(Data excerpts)
------------------------------------------------
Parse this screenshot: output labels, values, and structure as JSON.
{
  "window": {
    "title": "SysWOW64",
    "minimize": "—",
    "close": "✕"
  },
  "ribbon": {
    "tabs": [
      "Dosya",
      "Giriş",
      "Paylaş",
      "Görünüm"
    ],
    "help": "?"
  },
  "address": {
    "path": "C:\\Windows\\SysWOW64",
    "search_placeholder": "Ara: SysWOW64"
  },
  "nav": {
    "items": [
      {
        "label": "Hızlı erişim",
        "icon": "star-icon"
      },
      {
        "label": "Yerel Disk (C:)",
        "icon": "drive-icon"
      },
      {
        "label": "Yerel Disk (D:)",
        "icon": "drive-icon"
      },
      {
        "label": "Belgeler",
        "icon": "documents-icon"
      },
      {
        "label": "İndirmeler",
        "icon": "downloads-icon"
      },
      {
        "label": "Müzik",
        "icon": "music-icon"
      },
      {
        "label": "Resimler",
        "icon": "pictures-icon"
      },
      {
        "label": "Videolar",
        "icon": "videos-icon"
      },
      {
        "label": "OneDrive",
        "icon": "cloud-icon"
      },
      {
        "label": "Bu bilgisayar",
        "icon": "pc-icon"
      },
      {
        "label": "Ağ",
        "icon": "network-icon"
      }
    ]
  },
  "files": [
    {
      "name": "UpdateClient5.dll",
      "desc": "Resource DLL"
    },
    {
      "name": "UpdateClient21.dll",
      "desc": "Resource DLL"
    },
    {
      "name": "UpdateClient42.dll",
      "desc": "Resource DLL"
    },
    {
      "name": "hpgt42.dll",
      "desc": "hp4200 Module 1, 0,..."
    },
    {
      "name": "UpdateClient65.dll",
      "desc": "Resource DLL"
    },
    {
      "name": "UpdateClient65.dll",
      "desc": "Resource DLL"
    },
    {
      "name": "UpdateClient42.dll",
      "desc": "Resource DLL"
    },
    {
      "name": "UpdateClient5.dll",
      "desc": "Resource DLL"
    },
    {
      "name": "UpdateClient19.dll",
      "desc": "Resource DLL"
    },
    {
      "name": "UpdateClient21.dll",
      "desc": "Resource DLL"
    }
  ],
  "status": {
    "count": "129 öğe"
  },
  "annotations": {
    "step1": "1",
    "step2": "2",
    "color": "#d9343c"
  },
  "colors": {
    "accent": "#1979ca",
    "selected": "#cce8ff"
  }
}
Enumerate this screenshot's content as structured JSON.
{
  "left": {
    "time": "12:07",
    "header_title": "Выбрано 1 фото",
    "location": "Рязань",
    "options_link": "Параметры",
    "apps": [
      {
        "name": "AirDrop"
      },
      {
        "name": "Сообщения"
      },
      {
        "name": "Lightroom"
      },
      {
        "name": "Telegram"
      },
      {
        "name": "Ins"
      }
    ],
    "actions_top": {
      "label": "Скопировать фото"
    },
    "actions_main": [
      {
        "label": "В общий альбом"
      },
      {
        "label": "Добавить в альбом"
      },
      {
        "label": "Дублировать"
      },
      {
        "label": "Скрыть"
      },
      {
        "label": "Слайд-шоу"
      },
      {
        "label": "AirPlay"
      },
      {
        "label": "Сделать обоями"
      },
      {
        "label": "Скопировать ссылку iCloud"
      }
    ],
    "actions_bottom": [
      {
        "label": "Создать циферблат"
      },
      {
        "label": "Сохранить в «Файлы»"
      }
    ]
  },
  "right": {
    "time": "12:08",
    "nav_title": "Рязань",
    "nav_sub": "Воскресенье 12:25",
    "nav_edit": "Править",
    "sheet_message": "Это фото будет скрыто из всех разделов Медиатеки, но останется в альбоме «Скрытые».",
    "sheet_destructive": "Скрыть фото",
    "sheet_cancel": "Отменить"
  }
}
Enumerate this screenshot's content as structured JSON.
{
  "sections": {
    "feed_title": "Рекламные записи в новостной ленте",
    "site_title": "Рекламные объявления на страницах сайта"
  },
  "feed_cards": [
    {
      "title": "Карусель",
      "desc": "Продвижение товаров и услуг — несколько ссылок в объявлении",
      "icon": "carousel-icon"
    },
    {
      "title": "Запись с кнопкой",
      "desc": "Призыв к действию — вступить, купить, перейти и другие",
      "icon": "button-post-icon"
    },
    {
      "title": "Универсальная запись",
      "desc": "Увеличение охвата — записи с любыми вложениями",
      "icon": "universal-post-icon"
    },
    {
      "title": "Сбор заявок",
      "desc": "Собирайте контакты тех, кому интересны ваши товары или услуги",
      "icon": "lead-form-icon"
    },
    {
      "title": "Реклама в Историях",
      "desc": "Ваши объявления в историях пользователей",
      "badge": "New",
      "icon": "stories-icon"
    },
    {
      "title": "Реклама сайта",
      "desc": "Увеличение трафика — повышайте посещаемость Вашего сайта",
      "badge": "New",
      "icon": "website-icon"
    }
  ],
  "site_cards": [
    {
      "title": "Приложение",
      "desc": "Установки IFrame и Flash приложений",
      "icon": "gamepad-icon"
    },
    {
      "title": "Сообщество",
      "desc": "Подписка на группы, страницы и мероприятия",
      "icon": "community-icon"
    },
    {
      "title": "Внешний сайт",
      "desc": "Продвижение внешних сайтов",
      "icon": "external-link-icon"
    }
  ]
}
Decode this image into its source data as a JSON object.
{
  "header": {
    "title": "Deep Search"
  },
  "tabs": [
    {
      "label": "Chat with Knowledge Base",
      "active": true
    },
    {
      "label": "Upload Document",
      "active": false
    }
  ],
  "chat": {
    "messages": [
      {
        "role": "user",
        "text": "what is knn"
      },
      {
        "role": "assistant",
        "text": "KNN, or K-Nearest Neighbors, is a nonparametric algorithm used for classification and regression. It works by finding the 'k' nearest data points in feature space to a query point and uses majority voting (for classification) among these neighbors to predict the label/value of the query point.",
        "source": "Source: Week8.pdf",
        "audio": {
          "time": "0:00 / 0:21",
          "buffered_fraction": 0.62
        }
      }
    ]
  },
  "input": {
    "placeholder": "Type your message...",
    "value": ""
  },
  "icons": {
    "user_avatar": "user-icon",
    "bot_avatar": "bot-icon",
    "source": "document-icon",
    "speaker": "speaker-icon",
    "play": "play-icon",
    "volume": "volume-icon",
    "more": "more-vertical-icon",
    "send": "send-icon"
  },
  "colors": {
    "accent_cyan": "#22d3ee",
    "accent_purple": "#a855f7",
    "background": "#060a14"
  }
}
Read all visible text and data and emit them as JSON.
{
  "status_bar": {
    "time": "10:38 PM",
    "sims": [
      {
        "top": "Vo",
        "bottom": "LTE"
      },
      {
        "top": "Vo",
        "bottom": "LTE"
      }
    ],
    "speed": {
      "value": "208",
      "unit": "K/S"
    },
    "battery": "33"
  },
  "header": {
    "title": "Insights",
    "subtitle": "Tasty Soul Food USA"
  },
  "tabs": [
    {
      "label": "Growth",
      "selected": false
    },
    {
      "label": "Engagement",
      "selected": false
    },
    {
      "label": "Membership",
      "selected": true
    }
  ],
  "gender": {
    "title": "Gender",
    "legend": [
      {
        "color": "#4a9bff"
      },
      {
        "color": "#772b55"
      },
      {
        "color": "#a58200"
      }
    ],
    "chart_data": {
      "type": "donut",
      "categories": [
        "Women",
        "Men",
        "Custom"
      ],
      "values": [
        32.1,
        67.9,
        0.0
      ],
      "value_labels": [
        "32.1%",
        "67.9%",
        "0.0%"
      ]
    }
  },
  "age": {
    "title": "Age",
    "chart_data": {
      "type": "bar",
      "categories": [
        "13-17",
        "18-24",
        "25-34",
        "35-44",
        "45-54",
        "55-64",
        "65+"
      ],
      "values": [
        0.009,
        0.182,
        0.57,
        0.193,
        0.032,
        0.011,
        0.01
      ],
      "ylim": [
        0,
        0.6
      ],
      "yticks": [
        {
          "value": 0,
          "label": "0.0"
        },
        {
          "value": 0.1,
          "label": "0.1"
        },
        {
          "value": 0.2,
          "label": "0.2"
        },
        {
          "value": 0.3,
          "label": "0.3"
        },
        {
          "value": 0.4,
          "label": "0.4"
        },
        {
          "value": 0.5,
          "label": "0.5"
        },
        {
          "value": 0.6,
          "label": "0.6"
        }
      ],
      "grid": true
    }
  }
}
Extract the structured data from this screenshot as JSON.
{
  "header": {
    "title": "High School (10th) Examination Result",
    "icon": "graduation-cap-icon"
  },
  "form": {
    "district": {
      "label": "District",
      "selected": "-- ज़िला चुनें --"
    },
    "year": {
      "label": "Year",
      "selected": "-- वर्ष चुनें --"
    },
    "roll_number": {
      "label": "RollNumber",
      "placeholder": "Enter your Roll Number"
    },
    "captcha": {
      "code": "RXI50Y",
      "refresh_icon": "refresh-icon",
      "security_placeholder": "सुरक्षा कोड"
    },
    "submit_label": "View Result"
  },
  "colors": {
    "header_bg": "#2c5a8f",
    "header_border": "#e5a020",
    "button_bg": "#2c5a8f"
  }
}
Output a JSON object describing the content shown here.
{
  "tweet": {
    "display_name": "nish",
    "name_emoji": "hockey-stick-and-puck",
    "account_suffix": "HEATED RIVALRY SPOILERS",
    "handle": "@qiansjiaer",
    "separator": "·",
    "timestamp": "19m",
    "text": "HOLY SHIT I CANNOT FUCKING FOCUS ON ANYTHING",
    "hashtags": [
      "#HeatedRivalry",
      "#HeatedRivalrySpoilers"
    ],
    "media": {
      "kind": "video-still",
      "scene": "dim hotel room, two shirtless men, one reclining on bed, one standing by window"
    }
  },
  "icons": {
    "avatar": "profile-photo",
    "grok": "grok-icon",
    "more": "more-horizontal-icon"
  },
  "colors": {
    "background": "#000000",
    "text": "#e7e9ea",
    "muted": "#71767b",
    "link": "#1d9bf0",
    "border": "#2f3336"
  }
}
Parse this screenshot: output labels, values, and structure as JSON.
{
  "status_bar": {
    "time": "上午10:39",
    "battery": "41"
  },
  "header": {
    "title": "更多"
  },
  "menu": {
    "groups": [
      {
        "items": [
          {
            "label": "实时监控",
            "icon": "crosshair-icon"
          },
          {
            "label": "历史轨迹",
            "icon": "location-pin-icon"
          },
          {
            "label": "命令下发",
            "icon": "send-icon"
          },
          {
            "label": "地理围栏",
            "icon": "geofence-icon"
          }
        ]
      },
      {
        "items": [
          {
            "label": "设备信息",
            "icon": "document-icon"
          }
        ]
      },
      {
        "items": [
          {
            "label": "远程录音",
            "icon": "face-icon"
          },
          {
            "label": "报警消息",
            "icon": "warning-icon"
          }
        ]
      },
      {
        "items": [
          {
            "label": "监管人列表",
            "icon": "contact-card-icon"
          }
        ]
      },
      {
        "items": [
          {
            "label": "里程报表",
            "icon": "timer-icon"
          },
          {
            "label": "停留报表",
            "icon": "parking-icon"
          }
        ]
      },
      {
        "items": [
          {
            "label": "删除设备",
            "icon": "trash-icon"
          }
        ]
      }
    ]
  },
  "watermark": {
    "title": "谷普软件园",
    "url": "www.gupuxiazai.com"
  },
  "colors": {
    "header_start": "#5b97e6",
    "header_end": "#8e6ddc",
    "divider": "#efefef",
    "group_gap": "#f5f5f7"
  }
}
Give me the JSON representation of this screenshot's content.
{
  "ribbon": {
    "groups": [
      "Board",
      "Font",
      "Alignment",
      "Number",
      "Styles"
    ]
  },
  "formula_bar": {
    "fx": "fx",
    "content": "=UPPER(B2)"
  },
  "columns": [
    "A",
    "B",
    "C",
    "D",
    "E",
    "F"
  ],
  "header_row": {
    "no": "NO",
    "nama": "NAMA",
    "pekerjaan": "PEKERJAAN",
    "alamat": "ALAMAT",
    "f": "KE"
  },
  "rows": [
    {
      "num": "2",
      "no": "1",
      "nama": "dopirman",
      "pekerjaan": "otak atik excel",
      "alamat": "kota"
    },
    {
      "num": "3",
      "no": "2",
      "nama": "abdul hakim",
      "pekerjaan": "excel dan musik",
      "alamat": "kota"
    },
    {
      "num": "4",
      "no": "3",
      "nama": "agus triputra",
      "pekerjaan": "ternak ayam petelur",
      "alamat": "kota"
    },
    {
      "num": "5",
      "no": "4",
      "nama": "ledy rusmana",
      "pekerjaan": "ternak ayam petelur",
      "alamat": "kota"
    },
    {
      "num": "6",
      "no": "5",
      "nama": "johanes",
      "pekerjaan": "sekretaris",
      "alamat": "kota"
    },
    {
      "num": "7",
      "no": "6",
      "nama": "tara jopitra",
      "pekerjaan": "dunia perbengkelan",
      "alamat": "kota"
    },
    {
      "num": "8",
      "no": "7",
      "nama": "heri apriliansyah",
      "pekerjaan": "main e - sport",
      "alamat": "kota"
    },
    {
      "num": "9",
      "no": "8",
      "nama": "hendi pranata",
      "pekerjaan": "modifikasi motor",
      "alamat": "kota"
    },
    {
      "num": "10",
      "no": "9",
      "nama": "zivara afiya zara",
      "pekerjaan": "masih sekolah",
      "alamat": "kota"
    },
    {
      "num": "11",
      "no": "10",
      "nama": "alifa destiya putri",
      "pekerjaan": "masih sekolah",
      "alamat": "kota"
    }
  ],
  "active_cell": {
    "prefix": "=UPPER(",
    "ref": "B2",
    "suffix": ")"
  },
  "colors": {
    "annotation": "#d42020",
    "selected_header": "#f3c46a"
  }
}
------------------------------------------------
* [Aim of the task]: Copy each line above containing the string "Реклама".

* [Written answer]:
      "title": "Реклама в Историях",
      "title": "Реклама сайта",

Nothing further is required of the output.